§ **Your instructions**
Reproduce all of the records exactly.

.....

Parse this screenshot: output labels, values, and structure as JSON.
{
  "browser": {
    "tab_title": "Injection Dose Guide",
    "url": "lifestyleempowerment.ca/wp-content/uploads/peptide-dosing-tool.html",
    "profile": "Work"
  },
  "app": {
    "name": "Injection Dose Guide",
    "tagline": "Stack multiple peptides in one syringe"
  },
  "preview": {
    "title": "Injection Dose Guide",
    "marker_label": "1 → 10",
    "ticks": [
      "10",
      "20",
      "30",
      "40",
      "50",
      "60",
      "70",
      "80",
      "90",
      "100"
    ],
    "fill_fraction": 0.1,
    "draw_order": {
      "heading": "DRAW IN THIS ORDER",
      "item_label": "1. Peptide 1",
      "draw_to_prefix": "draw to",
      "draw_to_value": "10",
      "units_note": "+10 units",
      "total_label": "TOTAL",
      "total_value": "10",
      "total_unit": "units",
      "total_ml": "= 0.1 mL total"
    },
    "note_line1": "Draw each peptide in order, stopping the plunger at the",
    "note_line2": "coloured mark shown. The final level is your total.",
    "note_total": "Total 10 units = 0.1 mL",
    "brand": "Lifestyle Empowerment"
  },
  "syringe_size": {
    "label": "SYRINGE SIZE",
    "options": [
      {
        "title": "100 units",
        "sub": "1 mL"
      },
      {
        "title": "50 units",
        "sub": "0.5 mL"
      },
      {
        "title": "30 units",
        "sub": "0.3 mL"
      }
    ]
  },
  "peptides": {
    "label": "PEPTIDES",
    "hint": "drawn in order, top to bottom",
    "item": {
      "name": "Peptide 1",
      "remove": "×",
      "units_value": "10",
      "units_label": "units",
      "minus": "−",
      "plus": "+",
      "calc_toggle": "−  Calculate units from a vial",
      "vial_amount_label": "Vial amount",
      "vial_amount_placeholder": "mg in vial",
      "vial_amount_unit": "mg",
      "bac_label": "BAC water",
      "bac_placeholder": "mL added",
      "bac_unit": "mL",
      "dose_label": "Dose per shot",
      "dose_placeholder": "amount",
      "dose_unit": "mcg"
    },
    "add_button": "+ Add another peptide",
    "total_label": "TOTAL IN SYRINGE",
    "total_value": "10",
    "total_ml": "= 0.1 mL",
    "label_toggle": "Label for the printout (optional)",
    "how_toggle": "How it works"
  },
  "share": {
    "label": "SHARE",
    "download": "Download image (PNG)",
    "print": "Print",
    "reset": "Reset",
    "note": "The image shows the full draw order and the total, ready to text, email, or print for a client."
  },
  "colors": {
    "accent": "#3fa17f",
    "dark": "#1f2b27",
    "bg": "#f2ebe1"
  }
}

.....

§ **Task result**
Parse this screenshot: output labels, values, and structure as JSON.
{
  "browser": {
    "tab_title": "Injection Dose Guide",
    "url": "lifestyleempowerment.ca/wp-content/uploads/peptide-dosing-tool.html",
    "profile": "Work"
  },
  "app": {
    "name": "Injection Dose Guide",
    "tagline": "Stack multiple peptides in one syringe"
  },
  "preview": {
    "title": "Injection Dose Guide",
    "marker_label": "1 → 10",
    "ticks": [
      "10",
      "20",
      "30",
      "40",
      "50",
      "60",
      "70",
      "80",
      "90",
      "100"
    ],
    "fill_fraction": 0.1,
    "draw_order": {
      "heading": "DRAW IN THIS ORDER",
      "item_label": "1. Peptide 1",
      "draw_to_prefix": "draw to",
      "draw_to_value": "10",
      "units_note": "+10 units",
      "total_label": "TOTAL",
      "total_value": "10",
      "total_unit": "units",
      "total_ml": "= 0.1 mL total"
    },
    "note_line1": "Draw each peptide in order, stopping the plunger at the",
    "note_line2": "coloured mark shown. The final level is your total.",
    "note_total": "Total 10 units = 0.1 mL",
    "brand": "Lifestyle Empowerment"
  },
  "syringe_size": {
    "label": "SYRINGE SIZE",
    "options": [
      {
        "title": "100 units",
        "sub": "1 mL"
      },
      {
        "title": "50 units",
        "sub": "0.5 mL"
      },
      {
        "title": "30 units",
        "sub": "0.3 mL"
      }
    ]
  },
  "peptides": {
    "label": "PEPTIDES",
    "hint": "drawn in order, top to bottom",
    "item": {
      "name": "Peptide 1",
      "remove": "×",
      "units_value": "10",
      "units_label": "units",
      "minus": "−",
      "plus": "+",
      "calc_toggle": "−  Calculate units from a vial",
      "vial_amount_label": "Vial amount",
      "vial_amount_placeholder": "mg in vial",
      "vial_amount_unit": "mg",
      "bac_label": "BAC water",
      "bac_placeholder": "mL added",
      "bac_unit": "mL",
      "dose_label": "Dose per shot",
      "dose_placeholder": "amount",
      "dose_unit": "mcg"
    },
    "add_button": "+ Add another peptide",
    "total_label": "TOTAL IN SYRINGE",
    "total_value": "10",
    "total_ml": "= 0.1 mL",
    "label_toggle": "Label for the printout (optional)",
    "how_toggle": "How it works"
  },
  "share": {
    "label": "SHARE",
    "download": "Download image (PNG)",
    "print": "Print",
    "reset": "Reset",
    "note": "The image shows the full draw order and the total, ready to text, email, or print for a client."
  },
  "colors": {
    "accent": "#3fa17f",
    "dark": "#1f2b27",
    "bg": "#f2ebe1"
  }
}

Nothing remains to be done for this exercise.